• _Requirements_
Check every line of the material below for "TIER". Give the number of lines that have it, and only that.

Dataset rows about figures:
----
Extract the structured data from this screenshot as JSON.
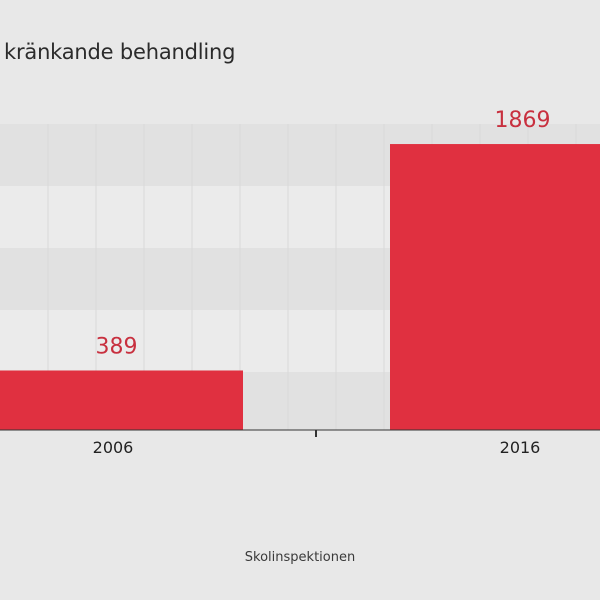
{
  "chart_data": {
    "type": "bar",
    "title": "kränkande behandling",
    "categories": [
      "2006",
      "2016"
    ],
    "values": [
      389,
      1869
    ],
    "ylim": [
      0,
      2500
    ],
    "grid": true,
    "source": "Skolinspektionen",
    "colors": {
      "bar": "#e03040",
      "value_label": "#c8303f",
      "band_light": "#ebebeb",
      "band_dark": "#e1e1e1",
      "axis": "#333333",
      "background": "#e8e8e8"
    }
  }
}
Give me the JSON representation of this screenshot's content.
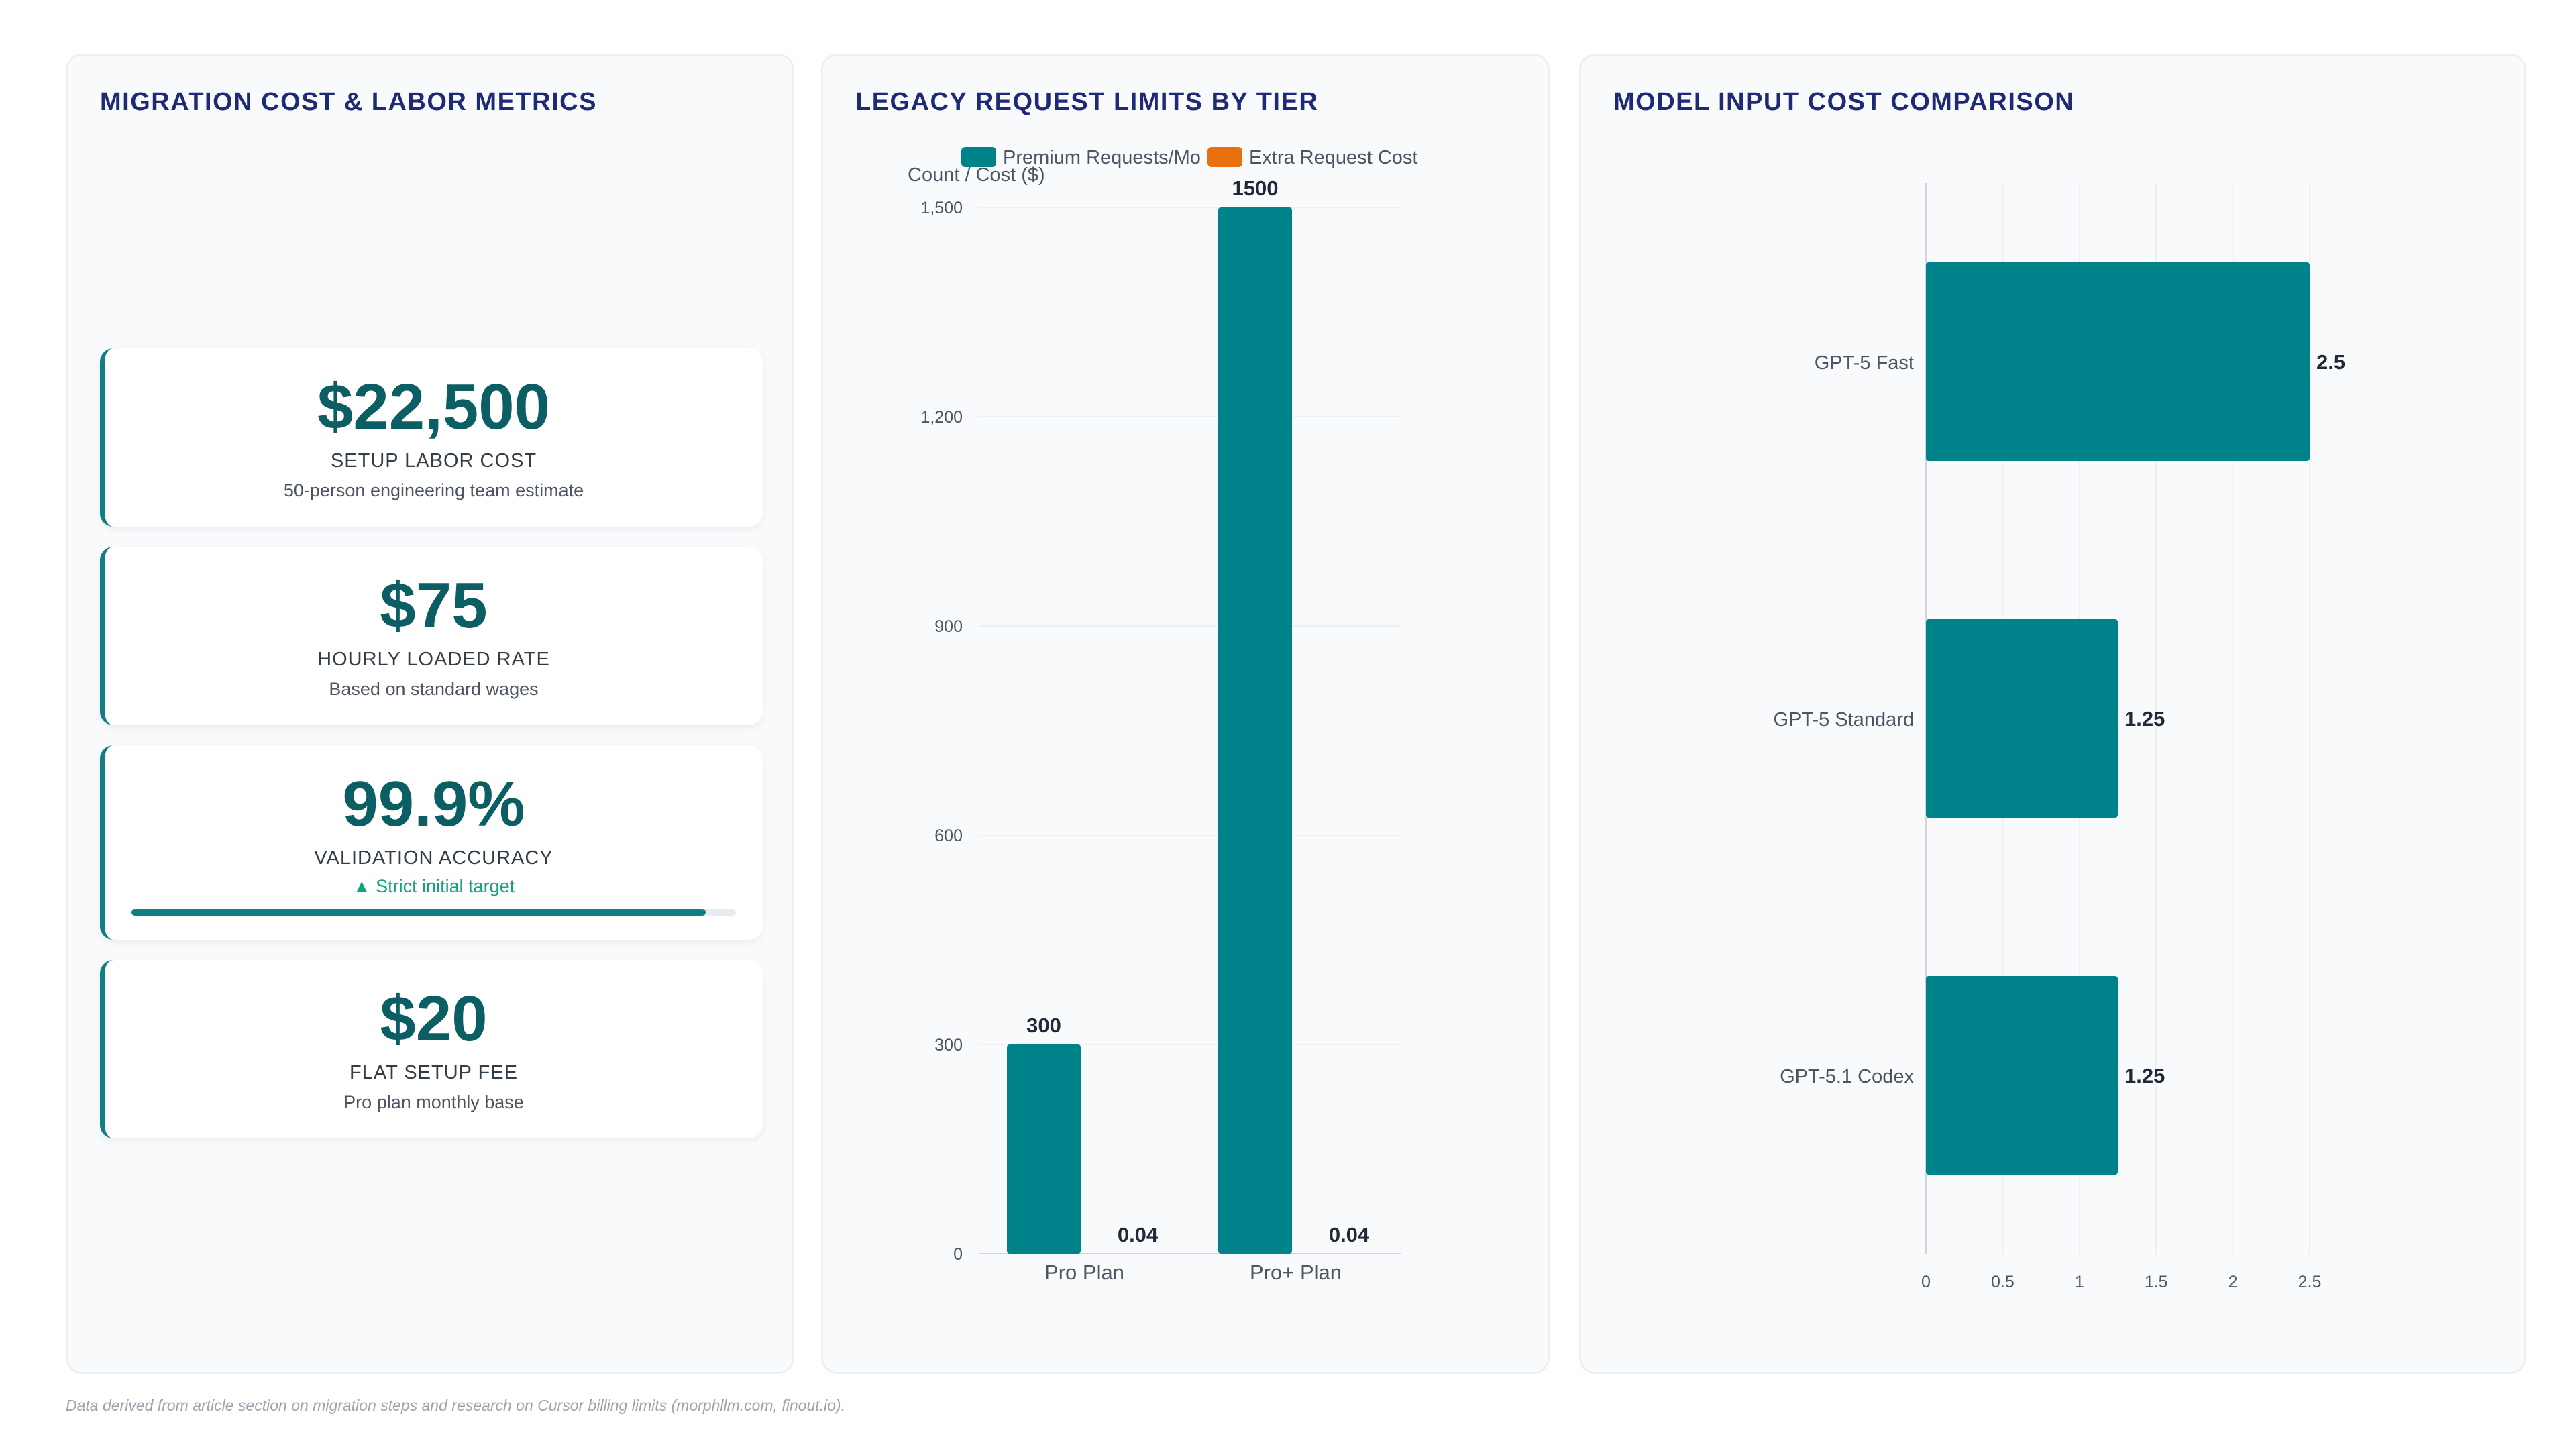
{
  "footnote": "Data derived from article section on migration steps and research on Cursor billing limits (morphllm.com, finout.io).",
  "panels": {
    "left": {
      "title": "MIGRATION COST & LABOR METRICS",
      "kpis": [
        {
          "value": "$22,500",
          "label": "SETUP LABOR COST",
          "sub": "50-person engineering team estimate"
        },
        {
          "value": "$75",
          "label": "HOURLY LOADED RATE",
          "sub": "Based on standard wages"
        },
        {
          "value": "99.9%",
          "label": "VALIDATION ACCURACY",
          "trend": "▲ Strict initial target",
          "progress": 0.95
        },
        {
          "value": "$20",
          "label": "FLAT SETUP FEE",
          "sub": "Pro plan monthly base"
        }
      ]
    },
    "mid": {
      "title": "LEGACY REQUEST LIMITS BY TIER"
    },
    "right": {
      "title": "MODEL INPUT COST COMPARISON"
    }
  },
  "chart_data": [
    {
      "type": "bar",
      "title": "LEGACY REQUEST LIMITS BY TIER",
      "categories": [
        "Pro Plan",
        "Pro+ Plan"
      ],
      "series": [
        {
          "name": "Premium Requests/Mo",
          "values": [
            300,
            1500
          ],
          "labels": [
            "300",
            "1500"
          ],
          "color": "#00828a"
        },
        {
          "name": "Extra Request Cost",
          "values": [
            0.04,
            0.04
          ],
          "labels": [
            "0.04",
            "0.04"
          ],
          "color": "#e8700f"
        }
      ],
      "ylabel": "Count / Cost ($)",
      "ylim": [
        0,
        1500
      ],
      "yticks": [
        0,
        300,
        600,
        900,
        1200,
        1500
      ],
      "ytick_labels": [
        "0",
        "300",
        "600",
        "900",
        "1,200",
        "1,500"
      ],
      "legend": "top",
      "grid": true
    },
    {
      "type": "bar",
      "orientation": "horizontal",
      "title": "MODEL INPUT COST COMPARISON",
      "categories": [
        "GPT-5 Fast",
        "GPT-5 Standard",
        "GPT-5.1 Codex"
      ],
      "values": [
        2.5,
        1.25,
        1.25
      ],
      "labels": [
        "2.5",
        "1.25",
        "1.25"
      ],
      "color": "#00828a",
      "xlim": [
        0,
        2.5
      ],
      "xticks": [
        0,
        0.5,
        1,
        1.5,
        2,
        2.5
      ],
      "xtick_labels": [
        "0",
        "0.5",
        "1",
        "1.5",
        "2",
        "2.5"
      ],
      "grid": true
    }
  ]
}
----
• _Complete output_
2